Each entry below is to be given again word for word, with no pictures.
● ● ● ●
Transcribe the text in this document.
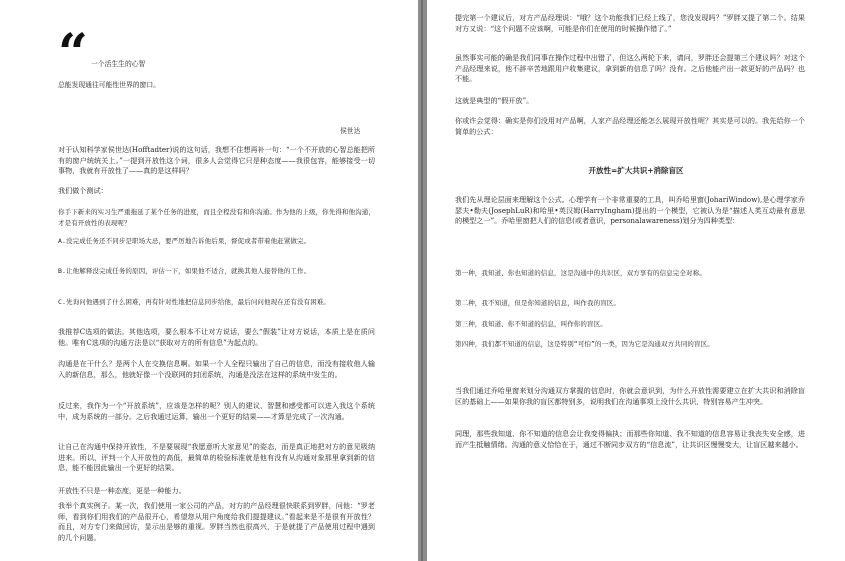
“ 一个活生生的心智
总能发现通往可能性世界的窗口。
侯世达

对于认知科学家侯世达(Hofftadter)说的这句话，我想不住想再补一句：“一个不开放的心智总能把所有的窗户统统关上。”一提到开放性这个词，很多人会觉得它只是种态度——我很包容，能够接受一切事物，我就有开放性了——真的是这样吗？

我们做个测试：

你手下新来的实习生严重拖延了某个任务的进度，而且全程没有和你沟通。作为他的上级，你先得和他沟通，才是有开放性的表现呢？

A.没完成任务还不同步是职场大忌，要严厉地告诉他后果，督促或者带着他赶紧做完。

B.让他解释没完成任务的原因，评估一下，如果他不适合，就换其他人接替他的工作。

C.先询问他遇到了什么困难，再有针对性地把信息同步给他，最后问问他现在还有没有困难。

我推荐C选项的做法。其他选项，要么根本不让对方说话，要么“假装”让对方说话，本质上是在质问他。唯有C选项的沟通方法是以“获取对方的所有信息”为起点的。

沟通是在干什么？是两个人在交换信息啊。如果一个人全程只输出了自己的信息，而没有接收他人输入的新信息，那么，他就好像一个没联网的封闭系统，沟通是没法在这样的系统中发生的。

反过来，我作为一个“开放系统”，应该是怎样的呢？别人的建议、智慧和感受都可以进入我这个系统中，成为系统的一部分。之后我通过运算，输出一个更好的结果——才算是完成了一次沟通。

让自己在沟通中保持开放性，不是要展现“我愿意听大家意见”的姿态，而是真正地把对方的意见吸纳进来。所以，评判一个人开放性的高低，最简单的检验标准就是他有没有从沟通对象那里拿到新的信息，能不能因此输出一个更好的结果。

开放性不只是一种态度，更是一种能力。

我举个真实例子。某一次，我们使用一家公司的产品，对方的产品经理很快联系到罗胖，问他：“罗老师，看到你们用我们的产品很开心，希望您从用户角度给我们提提建议。”看起来是不是很有开放性？而且，对方专门来做回访，显示出是够的重视。罗胖当然也很高兴，于是就提了产品使用过程中遇到的几个问题。

提完第一个建议后，对方产品经理说：“哦？这个功能我们已经上线了，您没发现吗？”罗胖又提了第二个。结果对方又说：“这个问题不应该啊，可能是你们在使用的时候操作错了。”

虽然事实可能的确是我们同事在操作过程中出错了，但这么两轮下来，请问，罗胖还会提第三个建议吗？对这个产品经理来说，他不辞辛苦地跟用户收集建议，拿到新的信息了吗？没有。之后他能产出一款更好的产品吗？也不能。

这就是典型的“假开放”。

你或许会觉得：确实是你们没用对产品啊，人家产品经理还能怎么展现开放性呢？其实是可以的。我先给你一个简单的公式：

开放性=扩大共识+消除盲区

我们先从理论层面来理解这个公式。心理学有一个非常重要的工具，叫乔哈里窗(JohariWindow),是心理学家乔瑟夫•勒夫(JosephLuR)和哈里•英汉姆(HarryIngham)提出的一个模型，它被认为是“描述人类互动最有意思的模型之一”。乔哈里窗把人们的信息(或者意识，personalawareness)划分为四种类型：

第一种，我知道、你也知道的信息，这是沟通中的共识区，双方享有的信息完全对称。

第二种，我不知道，但是你知道的信息，叫作我的盲区。

第三种，我知道、你不知道的信息，叫作你的盲区。

第四种，我们都不知道的信息，这是特别“可怕”的一类，因为它是沟通双方共同的盲区。

当我们通过乔哈里窗来划分沟通双方掌握的信息时，你就会意识到，为什么开放性需要建立在扩大共识和消除盲区的基础上——如果你我的盲区都特别多，说明我们在沟通事项上没什么共识，特别容易产生冲突。

同理，那些我知道、你不知道的信息会让我变得偏执；而那些你知道、我不知道的信息容易让我丧失安全感，进而产生抵触情绪。沟通的意义恰恰在于，通过不断同步双方的“信息流”，让共识区慢慢变大，让盲区越来越小。
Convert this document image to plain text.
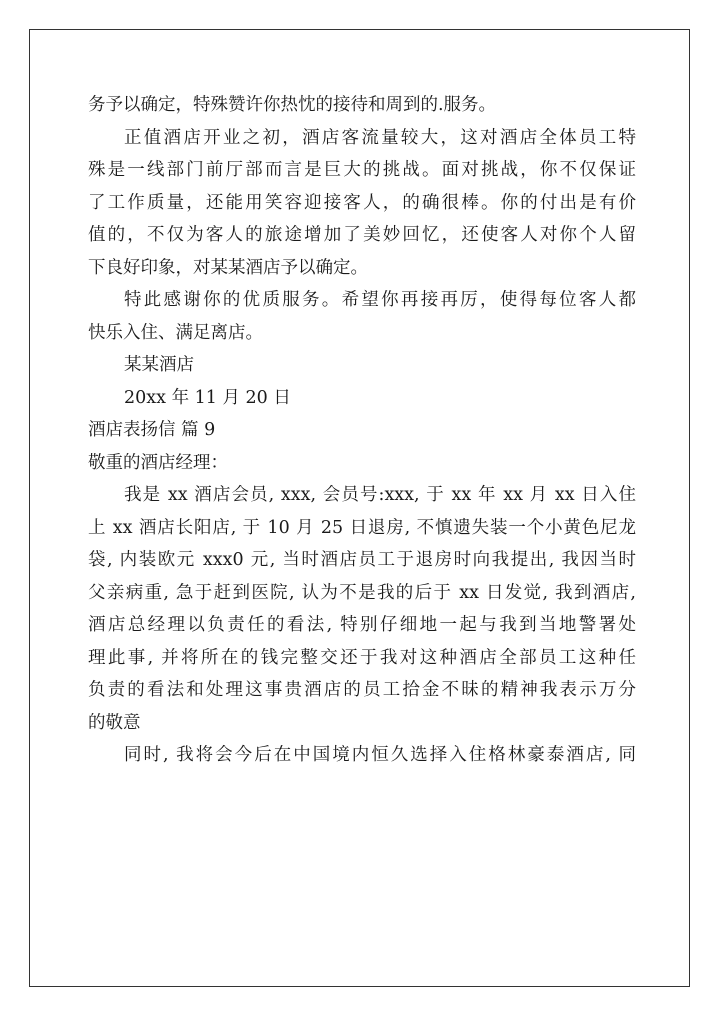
务予以确定，特殊赞许你热忱的接待和周到的.服务。
正值酒店开业之初，酒店客流量较大，这对酒店全体员工特
殊是一线部门前厅部而言是巨大的挑战。面对挑战，你不仅保证
了工作质量，还能用笑容迎接客人，的确很棒。你的付出是有价
值的，不仅为客人的旅途增加了美妙回忆，还使客人对你个人留
下良好印象，对某某酒店予以确定。
特此感谢你的优质服务。希望你再接再厉，使得每位客人都
快乐入住、满足离店。
某某酒店
20xx 年 11 月 20 日
酒店表扬信 篇 9
敬重的酒店经理：
我是 xx 酒店会员, xxx, 会员号:xxx, 于 xx 年 xx 月 xx 日入住
上 xx 酒店长阳店, 于 10 月 25 日退房, 不慎遗失装一个小黄色尼龙
袋, 内装欧元 xxx0 元, 当时酒店员工于退房时向我提出, 我因当时
父亲病重, 急于赶到医院, 认为不是我的后于 xx 日发觉, 我到酒店,
酒店总经理以负责任的看法, 特别仔细地一起与我到当地警署处
理此事, 并将所在的钱完整交还于我对这种酒店全部员工这种任
负责的看法和处理这事贵酒店的员工拾金不昧的精神我表示万分
的敬意
同时, 我将会今后在中国境内恒久选择入住格林豪泰酒店, 同
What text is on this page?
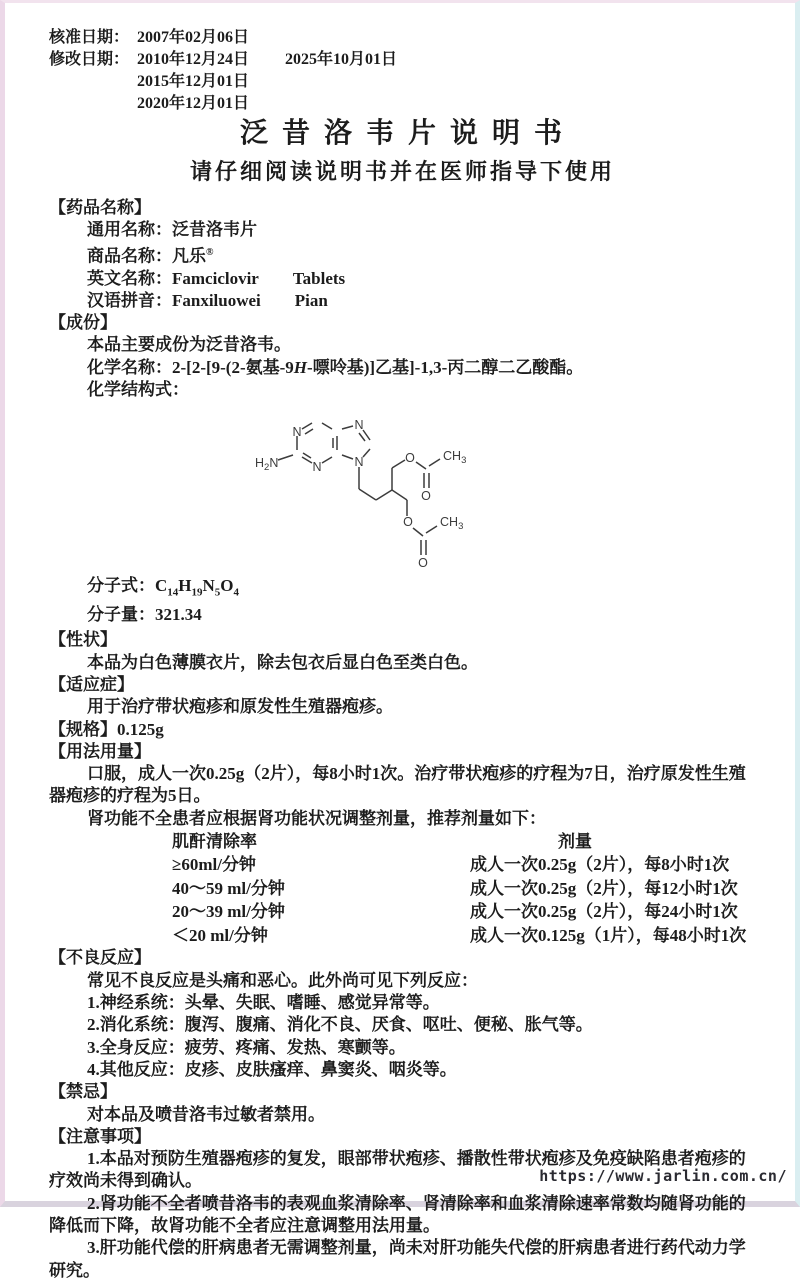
核准日期： 2007年02月06日
修改日期： 2010年12月24日 2025年10月01日
2015年12月01日
2020年12月01日
泛昔洛韦片说明书
请仔细阅读说明书并在医师指导下使用
【药品名称】
通用名称：泛昔洛韦片
商品名称：凡乐®
英文名称：Famciclovir Tablets
汉语拼音：Fanxiluowei Pian
【成份】
本品主要成份为泛昔洛韦。
化学名称：2-[2-[9-(2-氨基-9H-嘌呤基)]乙基]-1,3-丙二醇二乙酸酯。
化学结构式：
N
N
N
N
$H_2N$	O
O
$CH_3$
O
O
$CH_3$
分子式：$C_{14}H_{19}N_5O_4$
分子量：321.34
【性状】
本品为白色薄膜衣片，除去包衣后显白色至类白色。
【适应症】
用于治疗带状疱疹和原发性生殖器疱疹。
【规格】0.125g
【用法用量】
口服，成人一次0.25g（2片），每8小时1次。治疗带状疱疹的疗程为7日，治疗原发性生殖器疱疹的疗程为5日。
肾功能不全患者应根据肾功能状况调整剂量，推荐剂量如下：
肌酐清除率	剂量
≥60ml/分钟	成人一次0.25g（2片），每8小时1次
40～59 ml/分钟	成人一次0.25g（2片），每12小时1次
20～39 ml/分钟	成人一次0.25g（2片），每24小时1次
＜20 ml/分钟	成人一次0.125g（1片），每48小时1次
【不良反应】
常见不良反应是头痛和恶心。此外尚可见下列反应：
1.神经系统：头晕、失眠、嗜睡、感觉异常等。
2.消化系统：腹泻、腹痛、消化不良、厌食、呕吐、便秘、胀气等。
3.全身反应：疲劳、疼痛、发热、寒颤等。
4.其他反应：皮疹、皮肤瘙痒、鼻窦炎、咽炎等。
【禁忌】
对本品及喷昔洛韦过敏者禁用。
【注意事项】
1.本品对预防生殖器疱疹的复发，眼部带状疱疹、播散性带状疱疹及免疫缺陷患者疱疹的疗效尚未得到确认。
2.肾功能不全者喷昔洛韦的表观血浆清除率、肾清除率和血浆清除速率常数均随肾功能的降低而下降，故肾功能不全者应注意调整用法用量。
3.肝功能代偿的肝病患者无需调整剂量，尚未对肝功能失代偿的肝病患者进行药代动力学研究。
https://www.jarlin.com.cn/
● ● ● ●
- EXERCISE RESPONSE:
Transcribe the text in this document.
“ 一个活生生的心智
总能发现通往可能性世界的窗口。
侯世达

对于认知科学家侯世达(Hofftadter)说的这句话，我想不住想再补一句：“一个不开放的心智总能把所有的窗户统统关上。”一提到开放性这个词，很多人会觉得它只是种态度——我很包容，能够接受一切事物，我就有开放性了——真的是这样吗？

我们做个测试：

你手下新来的实习生严重拖延了某个任务的进度，而且全程没有和你沟通。作为他的上级，你先得和他沟通，才是有开放性的表现呢？

A.没完成任务还不同步是职场大忌，要严厉地告诉他后果，督促或者带着他赶紧做完。

B.让他解释没完成任务的原因，评估一下，如果他不适合，就换其他人接替他的工作。

C.先询问他遇到了什么困难，再有针对性地把信息同步给他，最后问问他现在还有没有困难。

我推荐C选项的做法。其他选项，要么根本不让对方说话，要么“假装”让对方说话，本质上是在质问他。唯有C选项的沟通方法是以“获取对方的所有信息”为起点的。

沟通是在干什么？是两个人在交换信息啊。如果一个人全程只输出了自己的信息，而没有接收他人输入的新信息，那么，他就好像一个没联网的封闭系统，沟通是没法在这样的系统中发生的。

反过来，我作为一个“开放系统”，应该是怎样的呢？别人的建议、智慧和感受都可以进入我这个系统中，成为系统的一部分。之后我通过运算，输出一个更好的结果——才算是完成了一次沟通。

让自己在沟通中保持开放性，不是要展现“我愿意听大家意见”的姿态，而是真正地把对方的意见吸纳进来。所以，评判一个人开放性的高低，最简单的检验标准就是他有没有从沟通对象那里拿到新的信息，能不能因此输出一个更好的结果。

开放性不只是一种态度，更是一种能力。

我举个真实例子。某一次，我们使用一家公司的产品，对方的产品经理很快联系到罗胖，问他：“罗老师，看到你们用我们的产品很开心，希望您从用户角度给我们提提建议。”看起来是不是很有开放性？而且，对方专门来做回访，显示出是够的重视。罗胖当然也很高兴，于是就提了产品使用过程中遇到的几个问题。

提完第一个建议后，对方产品经理说：“哦？这个功能我们已经上线了，您没发现吗？”罗胖又提了第二个。结果对方又说：“这个问题不应该啊，可能是你们在使用的时候操作错了。”

虽然事实可能的确是我们同事在操作过程中出错了，但这么两轮下来，请问，罗胖还会提第三个建议吗？对这个产品经理来说，他不辞辛苦地跟用户收集建议，拿到新的信息了吗？没有。之后他能产出一款更好的产品吗？也不能。

这就是典型的“假开放”。

你或许会觉得：确实是你们没用对产品啊，人家产品经理还能怎么展现开放性呢？其实是可以的。我先给你一个简单的公式：

开放性=扩大共识+消除盲区

我们先从理论层面来理解这个公式。心理学有一个非常重要的工具，叫乔哈里窗(JohariWindow),是心理学家乔瑟夫•勒夫(JosephLuR)和哈里•英汉姆(HarryIngham)提出的一个模型，它被认为是“描述人类互动最有意思的模型之一”。乔哈里窗把人们的信息(或者意识，personalawareness)划分为四种类型：

第一种，我知道、你也知道的信息，这是沟通中的共识区，双方享有的信息完全对称。

第二种，我不知道，但是你知道的信息，叫作我的盲区。

第三种，我知道、你不知道的信息，叫作你的盲区。

第四种，我们都不知道的信息，这是特别“可怕”的一类，因为它是沟通双方共同的盲区。

当我们通过乔哈里窗来划分沟通双方掌握的信息时，你就会意识到，为什么开放性需要建立在扩大共识和消除盲区的基础上——如果你我的盲区都特别多，说明我们在沟通事项上没什么共识，特别容易产生冲突。

同理，那些我知道、你不知道的信息会让我变得偏执；而那些你知道、我不知道的信息容易让我丧失安全感，进而产生抵触情绪。沟通的意义恰恰在于，通过不断同步双方的“信息流”，让共识区慢慢变大，让盲区越来越小。
Convert this document image to plain text.
务予以确定，特殊赞许你热忱的接待和周到的.服务。
正值酒店开业之初，酒店客流量较大，这对酒店全体员工特
殊是一线部门前厅部而言是巨大的挑战。面对挑战，你不仅保证
了工作质量，还能用笑容迎接客人，的确很棒。你的付出是有价
值的，不仅为客人的旅途增加了美妙回忆，还使客人对你个人留
下良好印象，对某某酒店予以确定。
特此感谢你的优质服务。希望你再接再厉，使得每位客人都
快乐入住、满足离店。
某某酒店
20xx 年 11 月 20 日
酒店表扬信 篇 9
敬重的酒店经理：
我是 xx 酒店会员, xxx, 会员号:xxx, 于 xx 年 xx 月 xx 日入住
上 xx 酒店长阳店, 于 10 月 25 日退房, 不慎遗失装一个小黄色尼龙
袋, 内装欧元 xxx0 元, 当时酒店员工于退房时向我提出, 我因当时
父亲病重, 急于赶到医院, 认为不是我的后于 xx 日发觉, 我到酒店,
酒店总经理以负责任的看法, 特别仔细地一起与我到当地警署处
理此事, 并将所在的钱完整交还于我对这种酒店全部员工这种任
负责的看法和处理这事贵酒店的员工拾金不昧的精神我表示万分
的敬意
同时, 我将会今后在中国境内恒久选择入住格林豪泰酒店, 同
What text is on this page?
核准日期： 2007年02月06日
修改日期： 2010年12月24日 2025年10月01日
2015年12月01日
2020年12月01日
泛昔洛韦片说明书
请仔细阅读说明书并在医师指导下使用
【药品名称】
通用名称：泛昔洛韦片
商品名称：凡乐®
英文名称：Famciclovir Tablets
汉语拼音：Fanxiluowei Pian
【成份】
本品主要成份为泛昔洛韦。
化学名称：2-[2-[9-(2-氨基-9H-嘌呤基)]乙基]-1,3-丙二醇二乙酸酯。
化学结构式：
N
N
N
N
$H_2N$	O
O
$CH_3$
O
O
$CH_3$
分子式：$C_{14}H_{19}N_5O_4$
分子量：321.34
【性状】
本品为白色薄膜衣片，除去包衣后显白色至类白色。
【适应症】
用于治疗带状疱疹和原发性生殖器疱疹。
【规格】0.125g
【用法用量】
口服，成人一次0.25g（2片），每8小时1次。治疗带状疱疹的疗程为7日，治疗原发性生殖器疱疹的疗程为5日。
肾功能不全患者应根据肾功能状况调整剂量，推荐剂量如下：
肌酐清除率	剂量
≥60ml/分钟	成人一次0.25g（2片），每8小时1次
40～59 ml/分钟	成人一次0.25g（2片），每12小时1次
20～39 ml/分钟	成人一次0.25g（2片），每24小时1次
＜20 ml/分钟	成人一次0.125g（1片），每48小时1次
【不良反应】
常见不良反应是头痛和恶心。此外尚可见下列反应：
1.神经系统：头晕、失眠、嗜睡、感觉异常等。
2.消化系统：腹泻、腹痛、消化不良、厌食、呕吐、便秘、胀气等。
3.全身反应：疲劳、疼痛、发热、寒颤等。
4.其他反应：皮疹、皮肤瘙痒、鼻窦炎、咽炎等。
【禁忌】
对本品及喷昔洛韦过敏者禁用。
【注意事项】
1.本品对预防生殖器疱疹的复发，眼部带状疱疹、播散性带状疱疹及免疫缺陷患者疱疹的疗效尚未得到确认。
2.肾功能不全者喷昔洛韦的表观血浆清除率、肾清除率和血浆清除速率常数均随肾功能的降低而下降，故肾功能不全者应注意调整用法用量。
3.肝功能代偿的肝病患者无需调整剂量，尚未对肝功能失代偿的肝病患者进行药代动力学研究。
https://www.jarlin.com.cn/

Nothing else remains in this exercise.